* **TASK STATEMENT**: In the listing below, pick out lines with "外语课程与教学方向".

* **DATA**:
— Begin —

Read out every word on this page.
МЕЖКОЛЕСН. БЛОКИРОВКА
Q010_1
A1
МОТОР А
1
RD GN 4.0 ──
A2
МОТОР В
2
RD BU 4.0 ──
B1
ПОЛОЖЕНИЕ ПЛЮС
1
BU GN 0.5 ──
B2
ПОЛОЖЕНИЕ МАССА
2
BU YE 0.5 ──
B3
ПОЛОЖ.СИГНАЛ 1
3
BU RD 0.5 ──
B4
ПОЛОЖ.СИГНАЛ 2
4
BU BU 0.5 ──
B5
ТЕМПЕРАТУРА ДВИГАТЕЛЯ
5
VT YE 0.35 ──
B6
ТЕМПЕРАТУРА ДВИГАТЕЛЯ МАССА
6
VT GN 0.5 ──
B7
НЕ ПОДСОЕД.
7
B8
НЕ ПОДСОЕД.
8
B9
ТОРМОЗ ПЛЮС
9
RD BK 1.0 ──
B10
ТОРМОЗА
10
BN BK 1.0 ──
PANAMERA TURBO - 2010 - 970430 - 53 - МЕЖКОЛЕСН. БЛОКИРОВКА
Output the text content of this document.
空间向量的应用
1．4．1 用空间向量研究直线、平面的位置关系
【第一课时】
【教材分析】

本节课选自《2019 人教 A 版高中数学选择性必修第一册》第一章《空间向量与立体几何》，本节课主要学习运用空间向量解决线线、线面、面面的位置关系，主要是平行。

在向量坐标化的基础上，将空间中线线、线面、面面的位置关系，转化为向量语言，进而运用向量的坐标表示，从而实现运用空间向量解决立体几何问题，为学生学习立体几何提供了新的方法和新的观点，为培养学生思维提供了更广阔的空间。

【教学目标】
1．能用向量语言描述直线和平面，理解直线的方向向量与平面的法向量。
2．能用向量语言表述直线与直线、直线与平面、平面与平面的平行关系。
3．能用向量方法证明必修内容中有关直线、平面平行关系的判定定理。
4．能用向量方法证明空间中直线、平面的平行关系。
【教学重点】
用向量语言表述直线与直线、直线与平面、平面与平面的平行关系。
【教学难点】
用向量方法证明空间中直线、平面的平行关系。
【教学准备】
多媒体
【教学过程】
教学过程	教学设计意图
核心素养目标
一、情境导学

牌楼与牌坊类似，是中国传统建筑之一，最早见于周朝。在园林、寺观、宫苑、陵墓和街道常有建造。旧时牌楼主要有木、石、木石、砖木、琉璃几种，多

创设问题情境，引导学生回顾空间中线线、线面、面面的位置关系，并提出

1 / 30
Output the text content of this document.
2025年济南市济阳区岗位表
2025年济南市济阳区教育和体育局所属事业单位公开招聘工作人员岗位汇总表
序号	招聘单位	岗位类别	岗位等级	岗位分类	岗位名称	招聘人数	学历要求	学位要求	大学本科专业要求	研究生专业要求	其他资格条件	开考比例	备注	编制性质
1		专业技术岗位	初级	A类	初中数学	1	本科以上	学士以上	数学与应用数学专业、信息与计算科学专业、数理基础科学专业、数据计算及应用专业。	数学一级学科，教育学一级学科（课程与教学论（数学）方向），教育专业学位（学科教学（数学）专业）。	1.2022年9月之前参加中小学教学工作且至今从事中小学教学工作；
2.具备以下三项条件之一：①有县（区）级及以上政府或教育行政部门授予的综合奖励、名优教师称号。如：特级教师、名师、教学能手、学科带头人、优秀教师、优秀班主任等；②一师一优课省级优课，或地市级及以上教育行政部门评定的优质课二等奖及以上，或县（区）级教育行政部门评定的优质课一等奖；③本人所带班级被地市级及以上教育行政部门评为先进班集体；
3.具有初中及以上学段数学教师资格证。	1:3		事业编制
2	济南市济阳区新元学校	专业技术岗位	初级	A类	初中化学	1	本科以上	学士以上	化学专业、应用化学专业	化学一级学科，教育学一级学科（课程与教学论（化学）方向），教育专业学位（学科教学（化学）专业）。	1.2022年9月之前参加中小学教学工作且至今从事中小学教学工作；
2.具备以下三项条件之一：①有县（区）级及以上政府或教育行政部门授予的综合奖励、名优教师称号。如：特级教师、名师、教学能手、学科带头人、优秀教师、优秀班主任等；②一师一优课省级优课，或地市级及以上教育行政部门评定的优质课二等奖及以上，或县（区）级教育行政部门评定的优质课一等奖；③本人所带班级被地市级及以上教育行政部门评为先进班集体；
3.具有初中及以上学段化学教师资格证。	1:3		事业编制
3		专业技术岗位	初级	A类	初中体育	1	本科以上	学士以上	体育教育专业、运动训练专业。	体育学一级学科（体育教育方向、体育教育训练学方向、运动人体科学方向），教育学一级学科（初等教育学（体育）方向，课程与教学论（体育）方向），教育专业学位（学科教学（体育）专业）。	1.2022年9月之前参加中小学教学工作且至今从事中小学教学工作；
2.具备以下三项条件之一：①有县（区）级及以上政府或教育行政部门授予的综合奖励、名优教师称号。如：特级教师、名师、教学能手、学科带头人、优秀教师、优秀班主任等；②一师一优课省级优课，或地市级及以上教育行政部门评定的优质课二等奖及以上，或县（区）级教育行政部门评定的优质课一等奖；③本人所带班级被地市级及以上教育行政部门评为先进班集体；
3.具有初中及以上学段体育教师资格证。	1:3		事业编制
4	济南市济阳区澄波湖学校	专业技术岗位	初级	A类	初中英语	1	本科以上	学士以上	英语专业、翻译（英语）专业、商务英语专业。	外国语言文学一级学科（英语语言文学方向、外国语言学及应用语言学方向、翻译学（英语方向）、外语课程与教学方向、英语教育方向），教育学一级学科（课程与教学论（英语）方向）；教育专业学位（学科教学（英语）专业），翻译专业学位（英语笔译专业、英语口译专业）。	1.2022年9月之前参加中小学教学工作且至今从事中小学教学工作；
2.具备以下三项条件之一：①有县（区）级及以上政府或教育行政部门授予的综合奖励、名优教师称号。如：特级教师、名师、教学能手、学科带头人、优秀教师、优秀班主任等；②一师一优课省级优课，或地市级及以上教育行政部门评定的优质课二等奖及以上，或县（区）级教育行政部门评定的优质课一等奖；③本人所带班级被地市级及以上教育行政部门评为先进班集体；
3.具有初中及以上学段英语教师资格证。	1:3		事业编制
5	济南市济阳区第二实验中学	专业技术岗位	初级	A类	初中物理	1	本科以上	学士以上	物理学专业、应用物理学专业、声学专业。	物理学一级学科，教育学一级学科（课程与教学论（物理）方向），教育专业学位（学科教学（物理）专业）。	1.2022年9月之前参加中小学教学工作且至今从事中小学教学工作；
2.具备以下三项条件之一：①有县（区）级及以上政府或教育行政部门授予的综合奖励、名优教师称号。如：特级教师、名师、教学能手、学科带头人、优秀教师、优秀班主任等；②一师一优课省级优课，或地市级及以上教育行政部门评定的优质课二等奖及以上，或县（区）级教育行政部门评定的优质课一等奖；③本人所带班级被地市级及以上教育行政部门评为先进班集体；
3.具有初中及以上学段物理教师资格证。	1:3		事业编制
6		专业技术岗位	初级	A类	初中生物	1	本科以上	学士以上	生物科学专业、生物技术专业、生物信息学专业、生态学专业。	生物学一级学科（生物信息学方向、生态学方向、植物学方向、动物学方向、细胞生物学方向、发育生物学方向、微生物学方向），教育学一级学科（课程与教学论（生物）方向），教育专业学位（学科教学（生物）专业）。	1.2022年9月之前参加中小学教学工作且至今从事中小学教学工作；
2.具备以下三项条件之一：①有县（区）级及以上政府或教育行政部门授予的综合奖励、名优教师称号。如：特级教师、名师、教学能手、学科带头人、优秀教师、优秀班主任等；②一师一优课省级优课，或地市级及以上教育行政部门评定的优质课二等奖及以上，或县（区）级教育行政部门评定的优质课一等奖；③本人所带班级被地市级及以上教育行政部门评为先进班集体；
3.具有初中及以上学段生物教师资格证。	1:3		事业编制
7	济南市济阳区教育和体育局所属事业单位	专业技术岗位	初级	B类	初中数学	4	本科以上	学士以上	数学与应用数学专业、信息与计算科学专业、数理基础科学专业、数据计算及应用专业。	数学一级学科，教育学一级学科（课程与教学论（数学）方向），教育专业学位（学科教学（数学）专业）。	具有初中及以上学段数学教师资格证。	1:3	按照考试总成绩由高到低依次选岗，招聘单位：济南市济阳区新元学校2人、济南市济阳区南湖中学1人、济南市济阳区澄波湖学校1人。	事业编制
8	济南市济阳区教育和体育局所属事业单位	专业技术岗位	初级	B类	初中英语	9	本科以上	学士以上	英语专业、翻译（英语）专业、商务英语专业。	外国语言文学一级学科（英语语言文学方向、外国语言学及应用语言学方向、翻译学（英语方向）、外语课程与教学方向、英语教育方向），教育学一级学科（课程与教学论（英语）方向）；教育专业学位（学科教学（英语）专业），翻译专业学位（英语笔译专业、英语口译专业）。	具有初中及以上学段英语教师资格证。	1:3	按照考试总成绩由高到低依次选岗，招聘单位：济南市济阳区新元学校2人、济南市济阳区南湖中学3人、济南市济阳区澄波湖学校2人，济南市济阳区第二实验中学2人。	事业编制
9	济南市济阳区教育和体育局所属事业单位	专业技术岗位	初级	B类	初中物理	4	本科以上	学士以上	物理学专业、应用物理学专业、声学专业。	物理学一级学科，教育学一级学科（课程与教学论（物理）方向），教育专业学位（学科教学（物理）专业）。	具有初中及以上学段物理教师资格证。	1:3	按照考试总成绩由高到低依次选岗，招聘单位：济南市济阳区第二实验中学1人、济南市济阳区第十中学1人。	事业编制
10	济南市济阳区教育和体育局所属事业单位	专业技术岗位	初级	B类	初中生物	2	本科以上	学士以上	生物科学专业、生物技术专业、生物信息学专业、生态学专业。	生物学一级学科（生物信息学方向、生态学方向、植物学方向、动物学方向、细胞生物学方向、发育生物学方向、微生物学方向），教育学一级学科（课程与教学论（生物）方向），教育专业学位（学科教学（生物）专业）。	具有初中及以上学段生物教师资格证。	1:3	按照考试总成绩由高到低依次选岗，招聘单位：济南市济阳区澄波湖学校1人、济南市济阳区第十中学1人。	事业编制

— End —

* **RESULT FOR THIS EXERCISE**:
4	济南市济阳区澄波湖学校	专业技术岗位	初级	A类	初中英语	1	本科以上	学士以上	英语专业、翻译（英语）专业、商务英语专业。	外国语言文学一级学科（英语语言文学方向、外国语言学及应用语言学方向、翻译学（英语方向）、外语课程与教学方向、英语教育方向），教育学一级学科（课程与教学论（英语）方向）；教育专业学位（学科教学（英语）专业），翻译专业学位（英语笔译专业、英语口译专业）。	1.2022年9月之前参加中小学教学工作且至今从事中小学教学工作；
8	济南市济阳区教育和体育局所属事业单位	专业技术岗位	初级	B类	初中英语	9	本科以上	学士以上	英语专业、翻译（英语）专业、商务英语专业。	外国语言文学一级学科（英语语言文学方向、外国语言学及应用语言学方向、翻译学（英语方向）、外语课程与教学方向、英语教育方向），教育学一级学科（课程与教学论（英语）方向）；教育专业学位（学科教学（英语）专业），翻译专业学位（英语笔译专业、英语口译专业）。	具有初中及以上学段英语教师资格证。	1:3	按照考试总成绩由高到低依次选岗，招聘单位：济南市济阳区新元学校2人、济南市济阳区南湖中学3人、济南市济阳区澄波湖学校2人，济南市济阳区第二实验中学2人。	事业编制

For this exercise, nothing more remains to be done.